Pick out all lines in the listing holding the string "this" and copy them.

##### Provided material #####

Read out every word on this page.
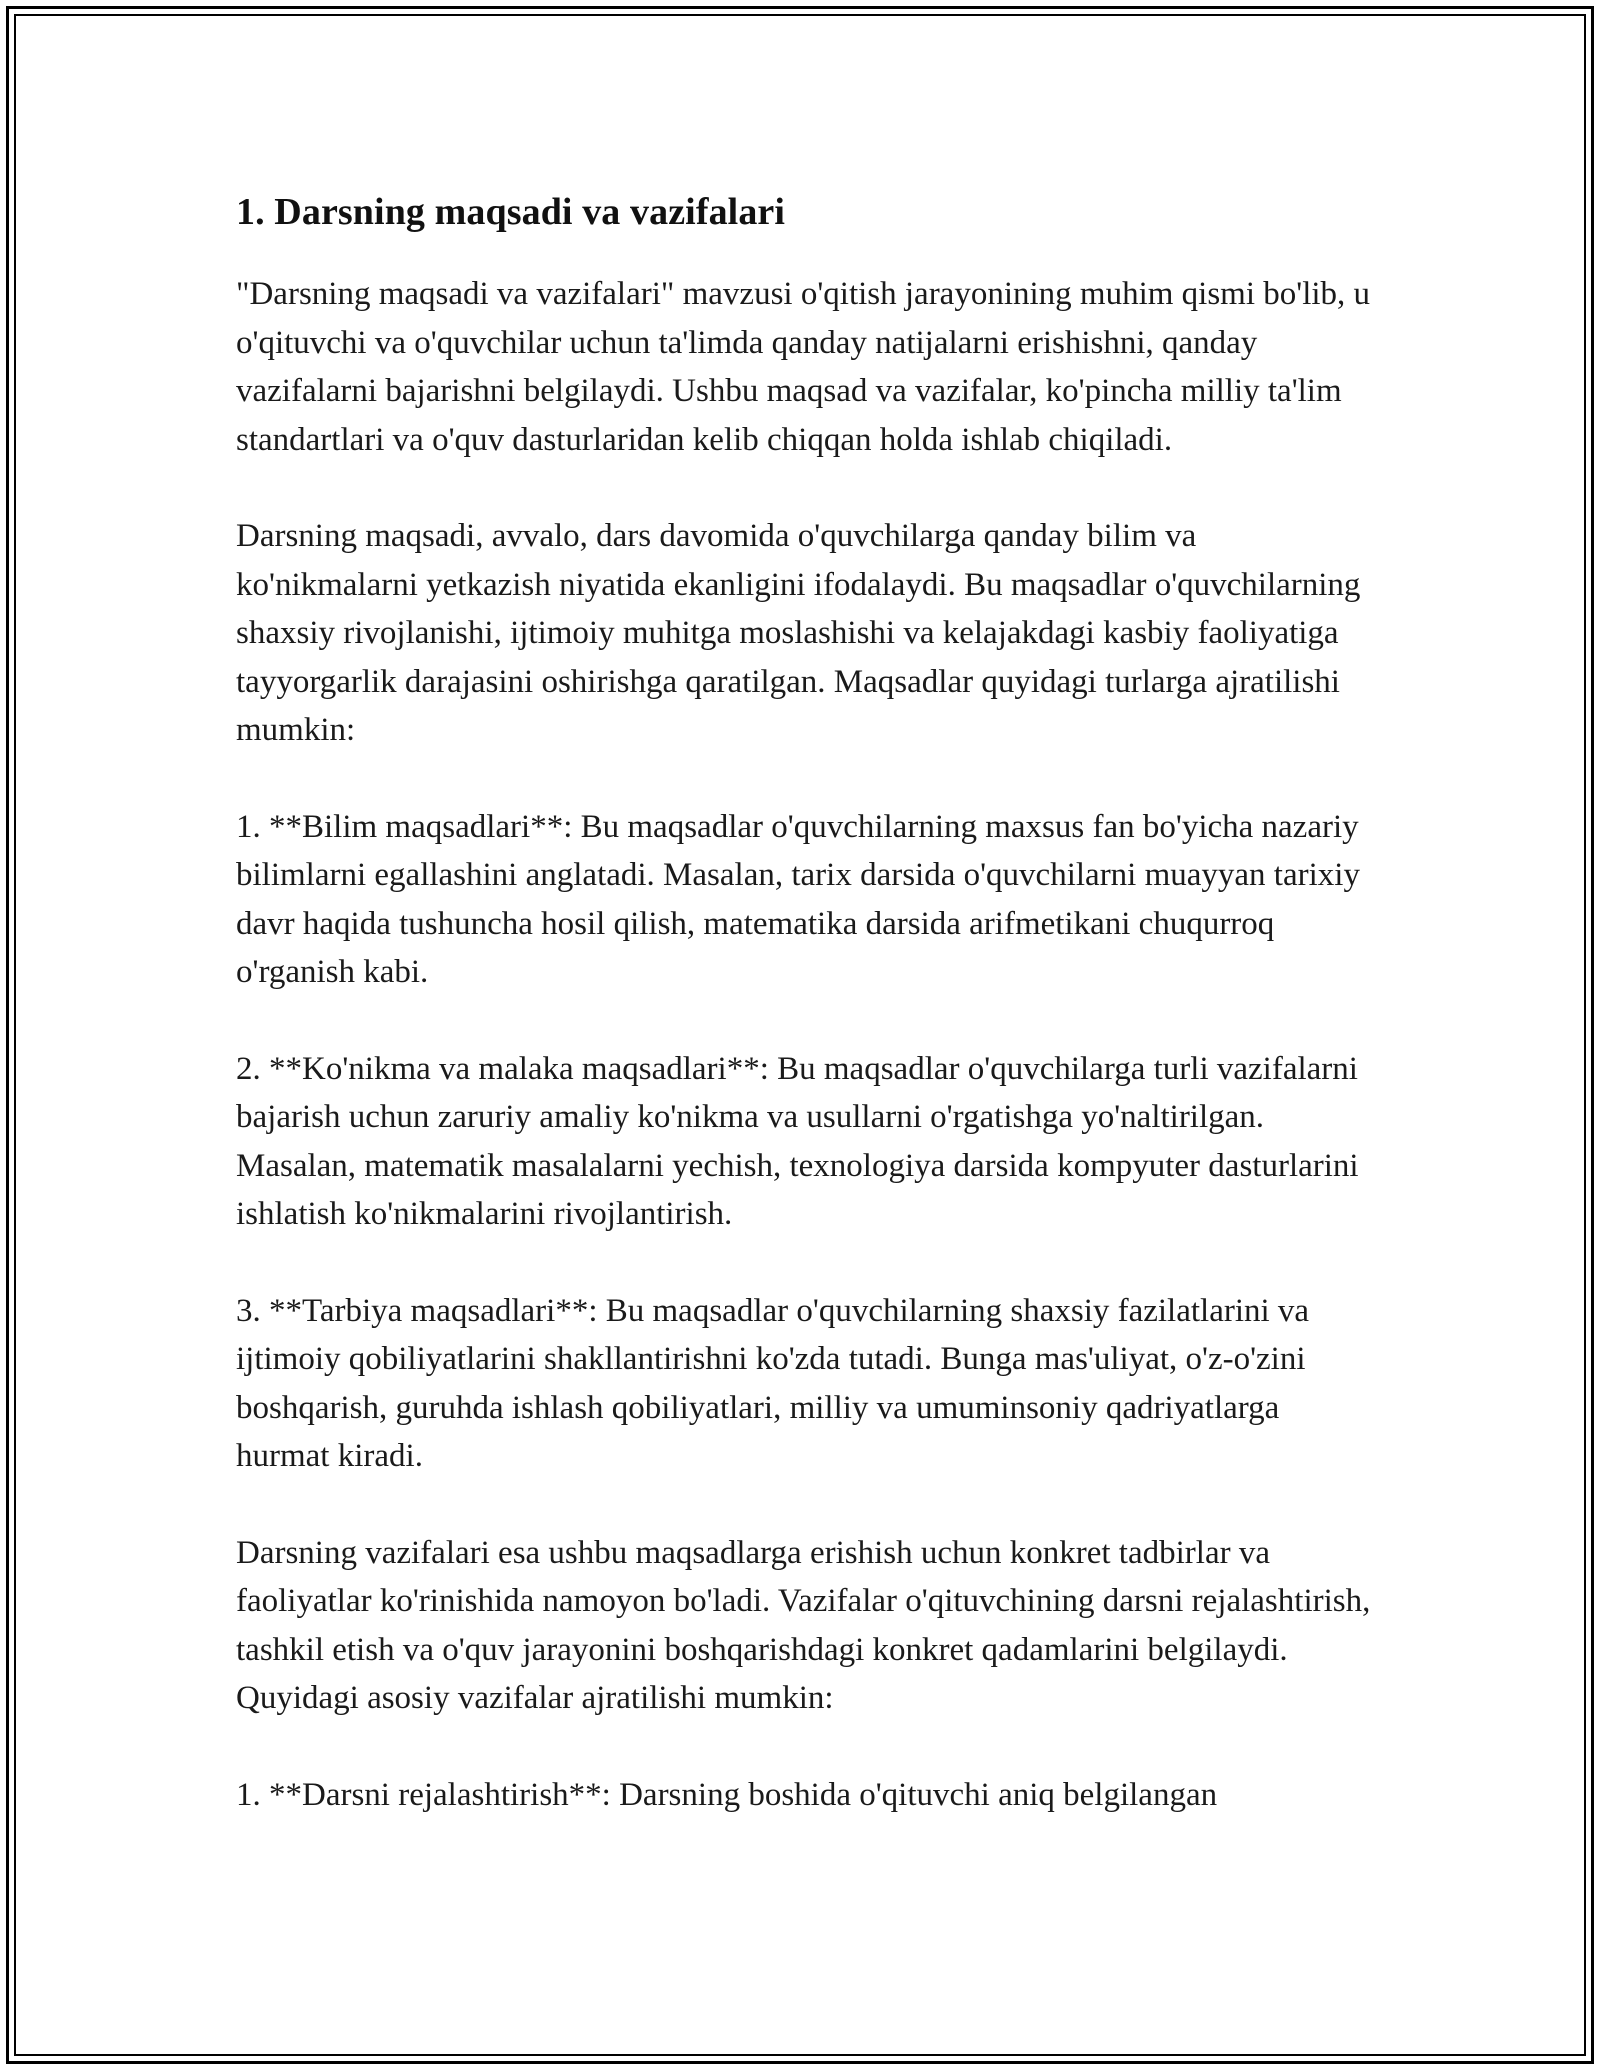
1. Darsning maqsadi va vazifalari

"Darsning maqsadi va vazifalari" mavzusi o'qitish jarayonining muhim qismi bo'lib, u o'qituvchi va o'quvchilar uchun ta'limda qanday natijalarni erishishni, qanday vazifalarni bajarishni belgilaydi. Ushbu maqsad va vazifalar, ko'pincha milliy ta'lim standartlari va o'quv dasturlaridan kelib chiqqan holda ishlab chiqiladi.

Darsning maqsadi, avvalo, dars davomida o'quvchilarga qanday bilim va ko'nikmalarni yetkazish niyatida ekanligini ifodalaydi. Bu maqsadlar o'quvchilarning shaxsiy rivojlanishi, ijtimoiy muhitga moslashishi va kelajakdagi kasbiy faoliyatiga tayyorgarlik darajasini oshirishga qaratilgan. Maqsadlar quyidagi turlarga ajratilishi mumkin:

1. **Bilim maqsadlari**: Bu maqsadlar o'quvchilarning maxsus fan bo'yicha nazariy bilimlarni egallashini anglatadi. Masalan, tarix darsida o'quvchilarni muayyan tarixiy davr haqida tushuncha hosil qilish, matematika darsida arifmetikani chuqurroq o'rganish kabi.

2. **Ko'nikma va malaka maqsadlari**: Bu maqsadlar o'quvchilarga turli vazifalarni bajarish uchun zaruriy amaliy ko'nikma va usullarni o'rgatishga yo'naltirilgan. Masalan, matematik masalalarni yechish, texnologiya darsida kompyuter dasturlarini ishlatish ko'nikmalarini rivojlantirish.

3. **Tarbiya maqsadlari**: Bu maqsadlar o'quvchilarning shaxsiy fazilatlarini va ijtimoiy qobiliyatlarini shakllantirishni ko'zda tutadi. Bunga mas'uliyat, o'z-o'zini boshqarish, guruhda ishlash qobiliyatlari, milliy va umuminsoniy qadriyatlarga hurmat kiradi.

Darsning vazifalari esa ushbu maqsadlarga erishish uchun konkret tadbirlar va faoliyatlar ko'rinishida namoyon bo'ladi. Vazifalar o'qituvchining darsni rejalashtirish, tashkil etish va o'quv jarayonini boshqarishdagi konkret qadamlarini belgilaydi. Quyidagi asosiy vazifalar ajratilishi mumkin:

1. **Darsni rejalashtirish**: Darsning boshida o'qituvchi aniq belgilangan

#####
##### Provided material #####

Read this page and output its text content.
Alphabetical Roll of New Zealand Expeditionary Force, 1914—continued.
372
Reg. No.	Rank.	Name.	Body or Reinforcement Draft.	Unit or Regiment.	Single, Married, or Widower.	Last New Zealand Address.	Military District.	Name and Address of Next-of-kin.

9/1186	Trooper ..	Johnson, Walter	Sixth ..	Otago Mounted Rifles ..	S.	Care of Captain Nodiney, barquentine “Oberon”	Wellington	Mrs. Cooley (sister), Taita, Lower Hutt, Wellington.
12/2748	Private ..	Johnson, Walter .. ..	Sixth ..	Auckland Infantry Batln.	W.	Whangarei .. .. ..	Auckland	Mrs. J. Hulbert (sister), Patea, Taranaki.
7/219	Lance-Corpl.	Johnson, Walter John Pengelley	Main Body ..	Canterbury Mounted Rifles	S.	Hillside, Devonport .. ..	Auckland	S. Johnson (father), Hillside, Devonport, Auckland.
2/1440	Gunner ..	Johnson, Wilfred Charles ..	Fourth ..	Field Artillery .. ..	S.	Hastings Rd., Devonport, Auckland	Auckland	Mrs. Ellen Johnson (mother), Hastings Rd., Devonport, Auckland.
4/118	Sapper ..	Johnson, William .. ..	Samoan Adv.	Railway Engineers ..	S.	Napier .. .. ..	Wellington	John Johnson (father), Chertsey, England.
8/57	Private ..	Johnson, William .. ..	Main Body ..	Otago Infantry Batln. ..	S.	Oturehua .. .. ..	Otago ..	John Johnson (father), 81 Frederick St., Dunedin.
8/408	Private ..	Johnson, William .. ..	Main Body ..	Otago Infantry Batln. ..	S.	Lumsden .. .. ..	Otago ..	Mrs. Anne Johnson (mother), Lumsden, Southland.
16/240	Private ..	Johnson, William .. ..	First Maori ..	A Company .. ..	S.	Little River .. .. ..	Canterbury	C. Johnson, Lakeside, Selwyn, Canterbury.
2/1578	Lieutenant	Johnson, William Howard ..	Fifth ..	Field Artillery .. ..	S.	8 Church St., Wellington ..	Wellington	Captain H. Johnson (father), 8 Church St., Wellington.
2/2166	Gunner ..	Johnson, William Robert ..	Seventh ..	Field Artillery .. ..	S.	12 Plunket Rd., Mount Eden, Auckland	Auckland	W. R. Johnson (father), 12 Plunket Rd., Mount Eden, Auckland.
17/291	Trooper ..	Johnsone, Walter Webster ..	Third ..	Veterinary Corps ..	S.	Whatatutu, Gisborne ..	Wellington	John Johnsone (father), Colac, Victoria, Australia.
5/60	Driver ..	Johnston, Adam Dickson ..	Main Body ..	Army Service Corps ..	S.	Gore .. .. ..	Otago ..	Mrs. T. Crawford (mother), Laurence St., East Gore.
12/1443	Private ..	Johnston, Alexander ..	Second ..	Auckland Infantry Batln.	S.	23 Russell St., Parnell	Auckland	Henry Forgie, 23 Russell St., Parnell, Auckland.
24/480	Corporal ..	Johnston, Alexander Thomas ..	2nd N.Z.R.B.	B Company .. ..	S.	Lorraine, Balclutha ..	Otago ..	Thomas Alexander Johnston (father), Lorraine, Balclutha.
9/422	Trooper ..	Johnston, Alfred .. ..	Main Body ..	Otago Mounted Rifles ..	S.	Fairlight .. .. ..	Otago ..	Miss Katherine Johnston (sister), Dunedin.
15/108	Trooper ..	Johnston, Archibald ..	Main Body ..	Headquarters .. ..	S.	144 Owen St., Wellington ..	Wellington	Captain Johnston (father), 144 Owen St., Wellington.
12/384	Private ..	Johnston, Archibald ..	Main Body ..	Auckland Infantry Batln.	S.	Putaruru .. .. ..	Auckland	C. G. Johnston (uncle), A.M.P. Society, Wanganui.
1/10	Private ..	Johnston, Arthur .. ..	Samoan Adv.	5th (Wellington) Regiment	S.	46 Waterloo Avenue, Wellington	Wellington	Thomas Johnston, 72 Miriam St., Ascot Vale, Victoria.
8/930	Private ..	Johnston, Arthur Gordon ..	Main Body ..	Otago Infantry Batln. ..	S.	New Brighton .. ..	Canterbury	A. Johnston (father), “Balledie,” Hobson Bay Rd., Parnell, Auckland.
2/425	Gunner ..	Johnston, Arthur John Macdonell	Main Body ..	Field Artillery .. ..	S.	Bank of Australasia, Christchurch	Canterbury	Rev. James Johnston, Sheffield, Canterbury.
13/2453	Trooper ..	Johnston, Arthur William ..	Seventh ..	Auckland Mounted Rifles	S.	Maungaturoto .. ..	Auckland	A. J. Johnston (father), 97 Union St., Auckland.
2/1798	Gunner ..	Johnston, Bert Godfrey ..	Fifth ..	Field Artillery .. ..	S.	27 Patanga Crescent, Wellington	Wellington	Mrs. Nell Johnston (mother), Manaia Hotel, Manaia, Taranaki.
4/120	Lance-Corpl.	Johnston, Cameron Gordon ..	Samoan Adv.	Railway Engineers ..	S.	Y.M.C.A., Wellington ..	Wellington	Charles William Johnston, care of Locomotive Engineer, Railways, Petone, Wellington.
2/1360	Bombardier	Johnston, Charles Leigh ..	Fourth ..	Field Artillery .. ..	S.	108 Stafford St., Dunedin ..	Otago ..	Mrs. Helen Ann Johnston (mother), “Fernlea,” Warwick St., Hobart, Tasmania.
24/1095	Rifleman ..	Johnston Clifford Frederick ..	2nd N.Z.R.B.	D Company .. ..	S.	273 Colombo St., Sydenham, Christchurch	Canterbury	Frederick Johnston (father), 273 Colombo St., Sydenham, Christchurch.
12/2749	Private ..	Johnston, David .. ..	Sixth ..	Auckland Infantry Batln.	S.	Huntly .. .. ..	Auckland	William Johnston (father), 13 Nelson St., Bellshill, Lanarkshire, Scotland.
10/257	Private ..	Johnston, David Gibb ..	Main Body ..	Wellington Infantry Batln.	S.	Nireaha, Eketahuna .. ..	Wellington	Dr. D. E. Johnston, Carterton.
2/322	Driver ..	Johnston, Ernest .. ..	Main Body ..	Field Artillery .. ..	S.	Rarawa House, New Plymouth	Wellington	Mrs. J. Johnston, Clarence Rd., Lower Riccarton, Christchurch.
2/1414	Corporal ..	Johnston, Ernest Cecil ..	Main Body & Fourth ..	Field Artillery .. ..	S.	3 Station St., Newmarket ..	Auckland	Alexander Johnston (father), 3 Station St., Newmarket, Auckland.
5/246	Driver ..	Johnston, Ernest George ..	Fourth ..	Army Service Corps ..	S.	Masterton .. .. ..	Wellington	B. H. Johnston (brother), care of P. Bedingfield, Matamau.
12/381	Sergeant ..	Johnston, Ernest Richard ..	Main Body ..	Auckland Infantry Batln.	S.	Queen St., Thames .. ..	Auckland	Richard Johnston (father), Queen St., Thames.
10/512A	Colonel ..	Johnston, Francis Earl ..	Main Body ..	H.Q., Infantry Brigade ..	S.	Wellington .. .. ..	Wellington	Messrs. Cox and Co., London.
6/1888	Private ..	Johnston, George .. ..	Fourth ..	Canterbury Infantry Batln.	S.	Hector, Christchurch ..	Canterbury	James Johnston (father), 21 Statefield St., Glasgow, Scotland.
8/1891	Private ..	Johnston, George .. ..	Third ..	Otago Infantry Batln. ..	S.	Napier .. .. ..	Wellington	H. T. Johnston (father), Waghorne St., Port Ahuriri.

#####

### Exercise result
Read out every word on this page.
Read this page and output its text content.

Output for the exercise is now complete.